EXERCISE PROMPT: Omit every picture and output the rest of the records exactly as they are.

Collection entries
-- Start --

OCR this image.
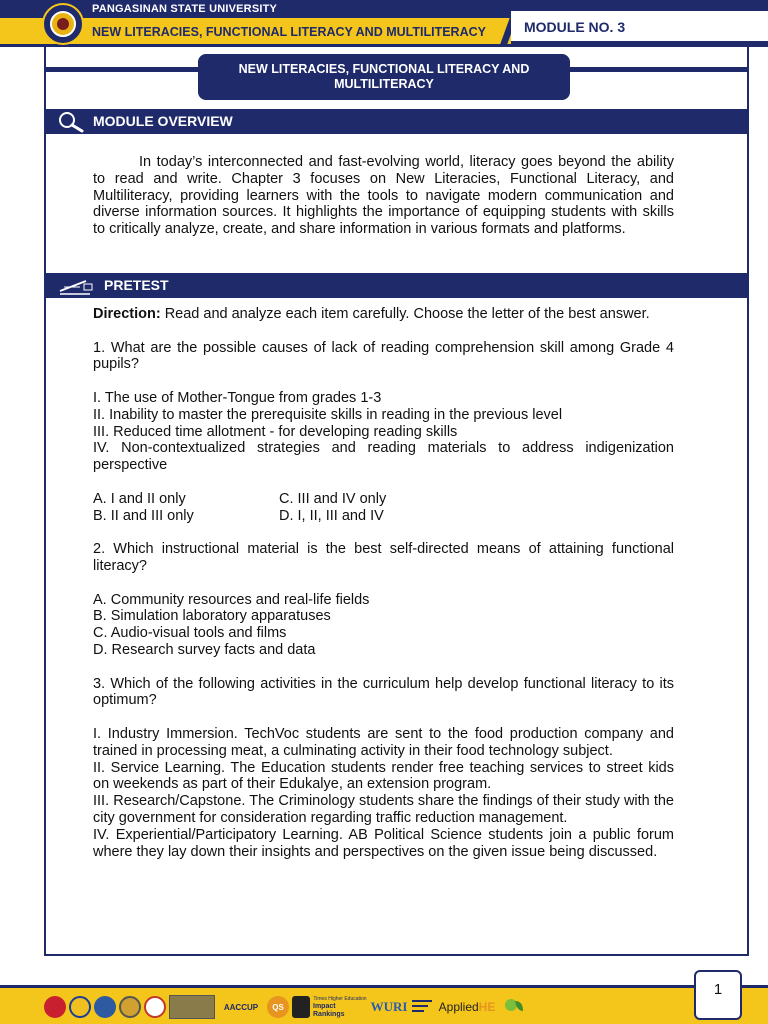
PANGASINAN STATE UNIVERSITY
NEW LITERACIES, FUNCTIONAL LITERACY AND MULTILITERACY	MODULE NO. 3
NEW LITERACIES, FUNCTIONAL LITERACY AND
MULTILITERACY
MODULE OVERVIEW

In today’s interconnected and fast-evolving world, literacy goes beyond the ability to read and write. Chapter 3 focuses on New Literacies, Functional Literacy, and Multiliteracy, providing learners with the tools to navigate modern communication and diverse information sources. It highlights the importance of equipping students with skills to critically analyze, create, and share information in various formats and platforms.

PRETEST

Direction: Read and analyze each item carefully. Choose the letter of the best answer.

1. What are the possible causes of lack of reading comprehension skill among Grade 4 pupils?

I. The use of Mother-Tongue from grades 1-3

II. Inability to master the prerequisite skills in reading in the previous level

III. Reduced time allotment - for developing reading skills

IV. Non-contextualized strategies and reading materials to address indigenization perspective

A. I and II only
B. II and III only
C. III and IV only
D. I, II, III and IV

2. Which instructional material is the best self-directed means of attaining functional literacy?

A. Community resources and real-life fields

B. Simulation laboratory apparatuses

C. Audio-visual tools and films

D. Research survey facts and data

3. Which of the following activities in the curriculum help develop functional literacy to its optimum?

I. Industry Immersion. TechVoc students are sent to the food production company and trained in processing meat, a culminating activity in their food technology subject.

II. Service Learning. The Education students render free teaching services to street kids on weekends as part of their Edukalye, an extension program.

III. Research/Capstone. The Criminology students share the findings of their study with the city government for consideration regarding traffic reduction management.

IV. Experiential/Participatory Learning. AB Political Science students join a public forum where they lay down their insights and perspectives on the given issue being discussed.

AACCUP	QS
Times Higher Education
Impact Rankings
WURI	Applied HE
1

-- End --

SOLVED PROBLEM:
OCR this image.
PANGASINAN STATE UNIVERSITY
NEW LITERACIES, FUNCTIONAL LITERACY AND MULTILITERACY	MODULE NO. 3
NEW LITERACIES, FUNCTIONAL LITERACY AND
MULTILITERACY
MODULE OVERVIEW

In today’s interconnected and fast-evolving world, literacy goes beyond the ability to read and write. Chapter 3 focuses on New Literacies, Functional Literacy, and Multiliteracy, providing learners with the tools to navigate modern communication and diverse information sources. It highlights the importance of equipping students with skills to critically analyze, create, and share information in various formats and platforms.

PRETEST

Direction: Read and analyze each item carefully. Choose the letter of the best answer.

1. What are the possible causes of lack of reading comprehension skill among Grade 4 pupils?

I. The use of Mother-Tongue from grades 1-3

II. Inability to master the prerequisite skills in reading in the previous level

III. Reduced time allotment - for developing reading skills

IV. Non-contextualized strategies and reading materials to address indigenization perspective

A. I and II only
B. II and III only
C. III and IV only
D. I, II, III and IV

2. Which instructional material is the best self-directed means of attaining functional literacy?

A. Community resources and real-life fields

B. Simulation laboratory apparatuses

C. Audio-visual tools and films

D. Research survey facts and data

3. Which of the following activities in the curriculum help develop functional literacy to its optimum?

I. Industry Immersion. TechVoc students are sent to the food production company and trained in processing meat, a culminating activity in their food technology subject.

II. Service Learning. The Education students render free teaching services to street kids on weekends as part of their Edukalye, an extension program.

III. Research/Capstone. The Criminology students share the findings of their study with the city government for consideration regarding traffic reduction management.

IV. Experiential/Participatory Learning. AB Political Science students join a public forum where they lay down their insights and perspectives on the given issue being discussed.

AACCUP	QS
Times Higher Education
Impact Rankings
WURI	Applied HE
1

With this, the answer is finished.